(Figure content listings)
-----

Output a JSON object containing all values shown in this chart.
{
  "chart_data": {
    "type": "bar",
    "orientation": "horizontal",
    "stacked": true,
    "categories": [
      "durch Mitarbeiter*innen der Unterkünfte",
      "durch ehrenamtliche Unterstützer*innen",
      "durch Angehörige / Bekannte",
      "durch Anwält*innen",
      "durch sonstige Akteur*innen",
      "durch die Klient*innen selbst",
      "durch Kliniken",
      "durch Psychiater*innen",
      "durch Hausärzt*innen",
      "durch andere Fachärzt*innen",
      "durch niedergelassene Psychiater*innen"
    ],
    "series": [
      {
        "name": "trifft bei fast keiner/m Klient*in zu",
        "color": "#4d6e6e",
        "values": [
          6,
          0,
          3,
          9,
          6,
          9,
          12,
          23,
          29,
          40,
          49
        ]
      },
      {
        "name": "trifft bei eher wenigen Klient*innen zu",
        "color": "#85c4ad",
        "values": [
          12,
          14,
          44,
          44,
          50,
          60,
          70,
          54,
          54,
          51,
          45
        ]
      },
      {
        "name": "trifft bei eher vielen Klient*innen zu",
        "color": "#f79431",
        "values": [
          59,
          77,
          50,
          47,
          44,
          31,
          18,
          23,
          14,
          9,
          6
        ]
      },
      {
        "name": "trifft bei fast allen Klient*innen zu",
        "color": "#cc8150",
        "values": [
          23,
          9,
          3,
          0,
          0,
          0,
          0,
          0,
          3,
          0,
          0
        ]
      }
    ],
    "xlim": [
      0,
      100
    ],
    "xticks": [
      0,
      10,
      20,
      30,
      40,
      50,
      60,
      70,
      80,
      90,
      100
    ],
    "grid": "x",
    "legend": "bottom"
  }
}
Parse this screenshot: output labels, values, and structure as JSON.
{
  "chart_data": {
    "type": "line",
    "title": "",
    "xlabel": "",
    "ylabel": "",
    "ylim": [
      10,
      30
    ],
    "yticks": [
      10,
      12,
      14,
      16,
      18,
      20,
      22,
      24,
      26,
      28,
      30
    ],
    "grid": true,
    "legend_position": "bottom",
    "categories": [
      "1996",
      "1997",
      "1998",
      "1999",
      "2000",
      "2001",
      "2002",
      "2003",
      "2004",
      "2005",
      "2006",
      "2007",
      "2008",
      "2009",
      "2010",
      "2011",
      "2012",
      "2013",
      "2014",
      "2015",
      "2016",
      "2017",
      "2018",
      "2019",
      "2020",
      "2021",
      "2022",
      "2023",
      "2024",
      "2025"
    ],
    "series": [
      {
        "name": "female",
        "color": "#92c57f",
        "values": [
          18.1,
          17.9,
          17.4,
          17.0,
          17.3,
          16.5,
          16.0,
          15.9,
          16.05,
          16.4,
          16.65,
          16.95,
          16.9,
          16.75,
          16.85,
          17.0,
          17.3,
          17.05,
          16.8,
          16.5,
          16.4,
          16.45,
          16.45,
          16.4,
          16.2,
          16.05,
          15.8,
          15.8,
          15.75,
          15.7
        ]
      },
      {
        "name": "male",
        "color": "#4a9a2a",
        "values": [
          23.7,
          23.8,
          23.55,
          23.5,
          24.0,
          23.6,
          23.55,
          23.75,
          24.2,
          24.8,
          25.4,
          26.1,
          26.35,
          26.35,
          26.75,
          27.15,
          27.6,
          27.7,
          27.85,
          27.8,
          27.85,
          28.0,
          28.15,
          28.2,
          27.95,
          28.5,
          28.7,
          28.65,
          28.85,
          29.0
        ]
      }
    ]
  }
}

-----

→ **Task requirements**
All of the entries above should be written out again exactly.

→ **Response to this task**
Output a JSON object containing all values shown in this chart.
{
  "chart_data": {
    "type": "bar",
    "orientation": "horizontal",
    "stacked": true,
    "categories": [
      "durch Mitarbeiter*innen der Unterkünfte",
      "durch ehrenamtliche Unterstützer*innen",
      "durch Angehörige / Bekannte",
      "durch Anwält*innen",
      "durch sonstige Akteur*innen",
      "durch die Klient*innen selbst",
      "durch Kliniken",
      "durch Psychiater*innen",
      "durch Hausärzt*innen",
      "durch andere Fachärzt*innen",
      "durch niedergelassene Psychiater*innen"
    ],
    "series": [
      {
        "name": "trifft bei fast keiner/m Klient*in zu",
        "color": "#4d6e6e",
        "values": [
          6,
          0,
          3,
          9,
          6,
          9,
          12,
          23,
          29,
          40,
          49
        ]
      },
      {
        "name": "trifft bei eher wenigen Klient*innen zu",
        "color": "#85c4ad",
        "values": [
          12,
          14,
          44,
          44,
          50,
          60,
          70,
          54,
          54,
          51,
          45
        ]
      },
      {
        "name": "trifft bei eher vielen Klient*innen zu",
        "color": "#f79431",
        "values": [
          59,
          77,
          50,
          47,
          44,
          31,
          18,
          23,
          14,
          9,
          6
        ]
      },
      {
        "name": "trifft bei fast allen Klient*innen zu",
        "color": "#cc8150",
        "values": [
          23,
          9,
          3,
          0,
          0,
          0,
          0,
          0,
          3,
          0,
          0
        ]
      }
    ],
    "xlim": [
      0,
      100
    ],
    "xticks": [
      0,
      10,
      20,
      30,
      40,
      50,
      60,
      70,
      80,
      90,
      100
    ],
    "grid": "x",
    "legend": "bottom"
  }
}
Parse this screenshot: output labels, values, and structure as JSON.
{
  "chart_data": {
    "type": "line",
    "title": "",
    "xlabel": "",
    "ylabel": "",
    "ylim": [
      10,
      30
    ],
    "yticks": [
      10,
      12,
      14,
      16,
      18,
      20,
      22,
      24,
      26,
      28,
      30
    ],
    "grid": true,
    "legend_position": "bottom",
    "categories": [
      "1996",
      "1997",
      "1998",
      "1999",
      "2000",
      "2001",
      "2002",
      "2003",
      "2004",
      "2005",
      "2006",
      "2007",
      "2008",
      "2009",
      "2010",
      "2011",
      "2012",
      "2013",
      "2014",
      "2015",
      "2016",
      "2017",
      "2018",
      "2019",
      "2020",
      "2021",
      "2022",
      "2023",
      "2024",
      "2025"
    ],
    "series": [
      {
        "name": "female",
        "color": "#92c57f",
        "values": [
          18.1,
          17.9,
          17.4,
          17.0,
          17.3,
          16.5,
          16.0,
          15.9,
          16.05,
          16.4,
          16.65,
          16.95,
          16.9,
          16.75,
          16.85,
          17.0,
          17.3,
          17.05,
          16.8,
          16.5,
          16.4,
          16.45,
          16.45,
          16.4,
          16.2,
          16.05,
          15.8,
          15.8,
          15.75,
          15.7
        ]
      },
      {
        "name": "male",
        "color": "#4a9a2a",
        "values": [
          23.7,
          23.8,
          23.55,
          23.5,
          24.0,
          23.6,
          23.55,
          23.75,
          24.2,
          24.8,
          25.4,
          26.1,
          26.35,
          26.35,
          26.75,
          27.15,
          27.6,
          27.7,
          27.85,
          27.8,
          27.85,
          28.0,
          28.15,
          28.2,
          27.95,
          28.5,
          28.7,
          28.65,
          28.85,
          29.0
        ]
      }
    ]
  }
}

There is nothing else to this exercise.